## WHAT THE TASK REQUIRES
Set down the material below word for word, excluding the pictures.

## MATERIAL SUPPLIED
····················
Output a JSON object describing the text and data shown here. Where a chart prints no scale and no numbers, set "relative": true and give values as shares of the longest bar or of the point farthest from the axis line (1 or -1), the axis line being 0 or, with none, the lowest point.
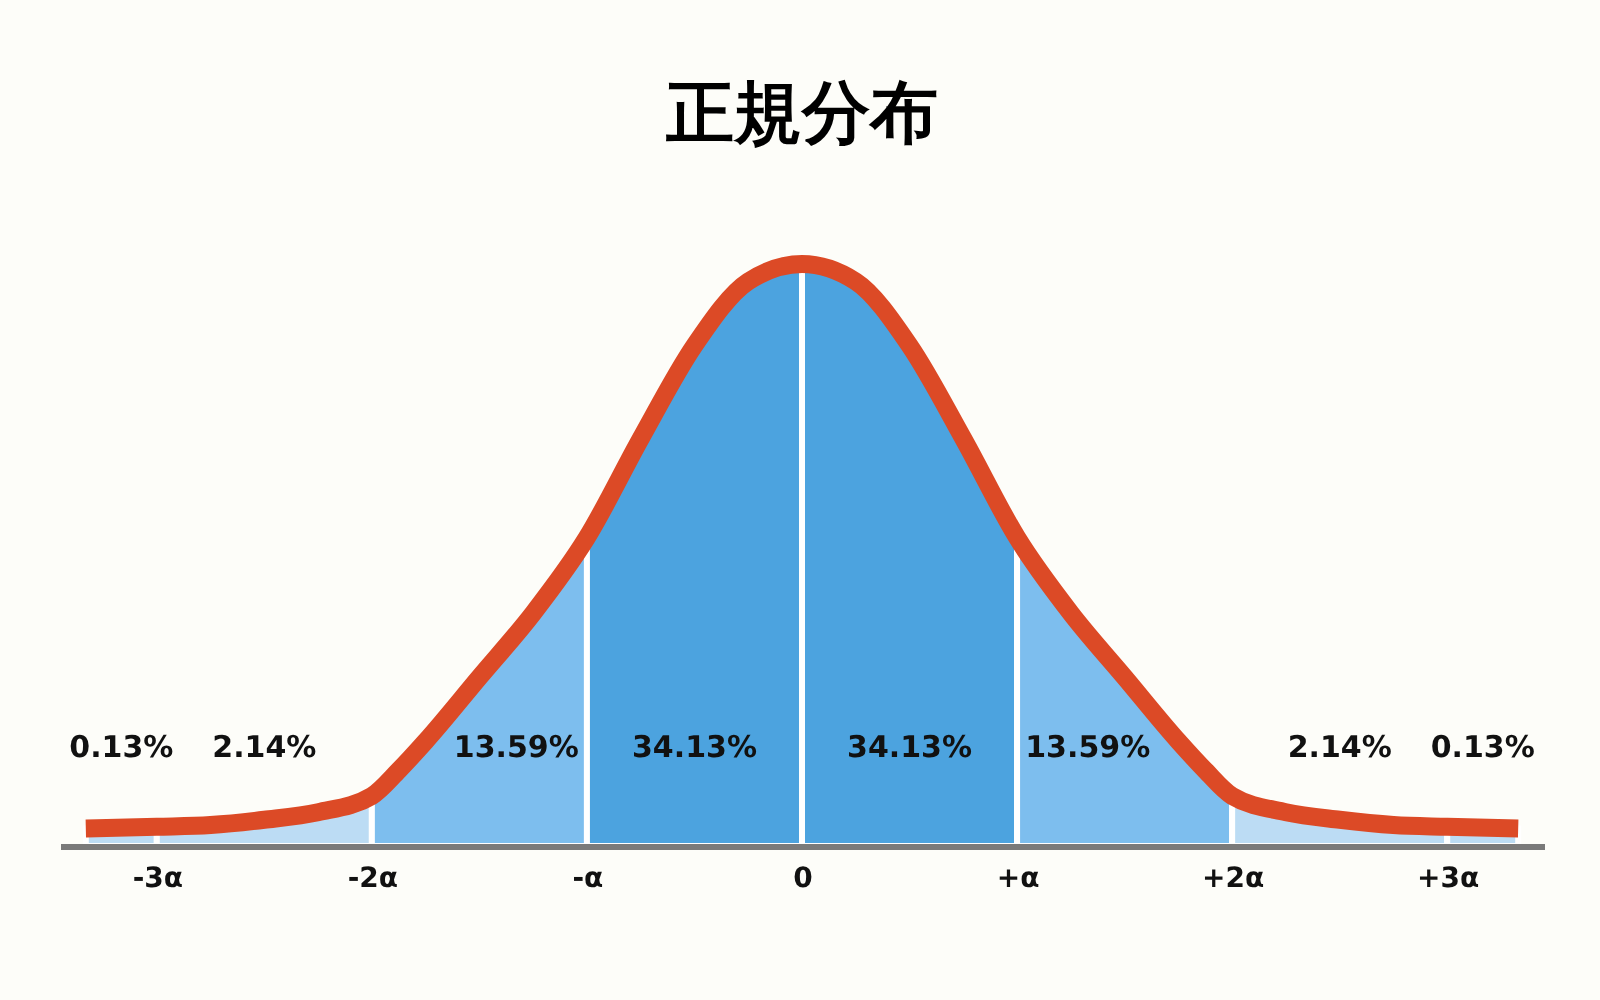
{
  "chart_data": {
    "type": "area",
    "title": "正規分布",
    "relative": true,
    "xlim": [
      -3.45,
      3.45
    ],
    "xticks": [
      {
        "value": -3,
        "label": "-3α"
      },
      {
        "value": -2,
        "label": "-2α"
      },
      {
        "value": -1,
        "label": "-α"
      },
      0,
      {
        "value": 1,
        "label": "+α"
      },
      {
        "value": 2,
        "label": "+2α"
      },
      {
        "value": 3,
        "label": "+3α"
      }
    ],
    "series": [
      {
        "name": "0.13%",
        "color": "#bcdcf4",
        "x": [
          -3.33,
          -3
        ],
        "values": [
          0.03,
          0.033
        ]
      },
      {
        "name": "2.14%",
        "color": "#bcdcf4",
        "x": [
          -3,
          -2.75,
          -2.5,
          -2.25,
          -2
        ],
        "values": [
          0.033,
          0.036,
          0.045,
          0.058,
          0.086
        ]
      },
      {
        "name": "13.59%",
        "color": "#7dbeee",
        "x": [
          -2,
          -1.875,
          -1.75,
          -1.5,
          -1.25,
          -1
        ],
        "values": [
          0.086,
          0.13,
          0.18,
          0.29,
          0.4,
          0.53
        ]
      },
      {
        "name": "34.13%",
        "color": "#4ca3df",
        "x": [
          -1,
          -0.75,
          -0.5,
          -0.25,
          0
        ],
        "values": [
          0.53,
          0.7,
          0.86,
          0.97,
          1
        ]
      },
      {
        "name": "34.13%",
        "color": "#4ca3df",
        "x": [
          0,
          0.25,
          0.5,
          0.75,
          1
        ],
        "values": [
          1,
          0.97,
          0.86,
          0.7,
          0.53
        ]
      },
      {
        "name": "13.59%",
        "color": "#7dbeee",
        "x": [
          1,
          1.25,
          1.5,
          1.75,
          1.875,
          2
        ],
        "values": [
          0.53,
          0.4,
          0.29,
          0.18,
          0.13,
          0.086
        ]
      },
      {
        "name": "2.14%",
        "color": "#bcdcf4",
        "x": [
          2,
          2.25,
          2.5,
          2.75,
          3
        ],
        "values": [
          0.086,
          0.058,
          0.045,
          0.036,
          0.033
        ]
      },
      {
        "name": "0.13%",
        "color": "#bcdcf4",
        "x": [
          3,
          3.33
        ],
        "values": [
          0.033,
          0.03
        ]
      },
      {
        "type": "line",
        "color": "#dc4a26",
        "x": [
          -3.33,
          -3,
          -2.75,
          -2.5,
          -2.25,
          -2,
          -1.875,
          -1.75,
          -1.5,
          -1.25,
          -1,
          -0.75,
          -0.5,
          -0.25,
          0,
          0.25,
          0.5,
          0.75,
          1,
          1.25,
          1.5,
          1.75,
          1.875,
          2,
          2.25,
          2.5,
          2.75,
          3,
          3.33
        ],
        "values": [
          0.03,
          0.033,
          0.036,
          0.045,
          0.058,
          0.086,
          0.13,
          0.18,
          0.29,
          0.4,
          0.53,
          0.7,
          0.86,
          0.97,
          1,
          0.97,
          0.86,
          0.7,
          0.53,
          0.4,
          0.29,
          0.18,
          0.13,
          0.086,
          0.058,
          0.045,
          0.036,
          0.033,
          0.03
        ]
      }
    ]
  }
}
····················
## RESULT
Output a JSON object describing the text and data shown here. Where a chart prints no scale and no numbers, set "relative": true and give values as shares of the longest bar or of the point farthest from the axis line (1 or -1), the axis line being 0 or, with none, the lowest point.
{
  "chart_data": {
    "type": "area",
    "title": "正規分布",
    "relative": true,
    "xlim": [
      -3.45,
      3.45
    ],
    "xticks": [
      {
        "value": -3,
        "label": "-3α"
      },
      {
        "value": -2,
        "label": "-2α"
      },
      {
        "value": -1,
        "label": "-α"
      },
      0,
      {
        "value": 1,
        "label": "+α"
      },
      {
        "value": 2,
        "label": "+2α"
      },
      {
        "value": 3,
        "label": "+3α"
      }
    ],
    "series": [
      {
        "name": "0.13%",
        "color": "#bcdcf4",
        "x": [
          -3.33,
          -3
        ],
        "values": [
          0.03,
          0.033
        ]
      },
      {
        "name": "2.14%",
        "color": "#bcdcf4",
        "x": [
          -3,
          -2.75,
          -2.5,
          -2.25,
          -2
        ],
        "values": [
          0.033,
          0.036,
          0.045,
          0.058,
          0.086
        ]
      },
      {
        "name": "13.59%",
        "color": "#7dbeee",
        "x": [
          -2,
          -1.875,
          -1.75,
          -1.5,
          -1.25,
          -1
        ],
        "values": [
          0.086,
          0.13,
          0.18,
          0.29,
          0.4,
          0.53
        ]
      },
      {
        "name": "34.13%",
        "color": "#4ca3df",
        "x": [
          -1,
          -0.75,
          -0.5,
          -0.25,
          0
        ],
        "values": [
          0.53,
          0.7,
          0.86,
          0.97,
          1
        ]
      },
      {
        "name": "34.13%",
        "color": "#4ca3df",
        "x": [
          0,
          0.25,
          0.5,
          0.75,
          1
        ],
        "values": [
          1,
          0.97,
          0.86,
          0.7,
          0.53
        ]
      },
      {
        "name": "13.59%",
        "color": "#7dbeee",
        "x": [
          1,
          1.25,
          1.5,
          1.75,
          1.875,
          2
        ],
        "values": [
          0.53,
          0.4,
          0.29,
          0.18,
          0.13,
          0.086
        ]
      },
      {
        "name": "2.14%",
        "color": "#bcdcf4",
        "x": [
          2,
          2.25,
          2.5,
          2.75,
          3
        ],
        "values": [
          0.086,
          0.058,
          0.045,
          0.036,
          0.033
        ]
      },
      {
        "name": "0.13%",
        "color": "#bcdcf4",
        "x": [
          3,
          3.33
        ],
        "values": [
          0.033,
          0.03
        ]
      },
      {
        "type": "line",
        "color": "#dc4a26",
        "x": [
          -3.33,
          -3,
          -2.75,
          -2.5,
          -2.25,
          -2,
          -1.875,
          -1.75,
          -1.5,
          -1.25,
          -1,
          -0.75,
          -0.5,
          -0.25,
          0,
          0.25,
          0.5,
          0.75,
          1,
          1.25,
          1.5,
          1.75,
          1.875,
          2,
          2.25,
          2.5,
          2.75,
          3,
          3.33
        ],
        "values": [
          0.03,
          0.033,
          0.036,
          0.045,
          0.058,
          0.086,
          0.13,
          0.18,
          0.29,
          0.4,
          0.53,
          0.7,
          0.86,
          0.97,
          1,
          0.97,
          0.86,
          0.7,
          0.53,
          0.4,
          0.29,
          0.18,
          0.13,
          0.086,
          0.058,
          0.045,
          0.036,
          0.033,
          0.03
        ]
      }
    ]
  }
}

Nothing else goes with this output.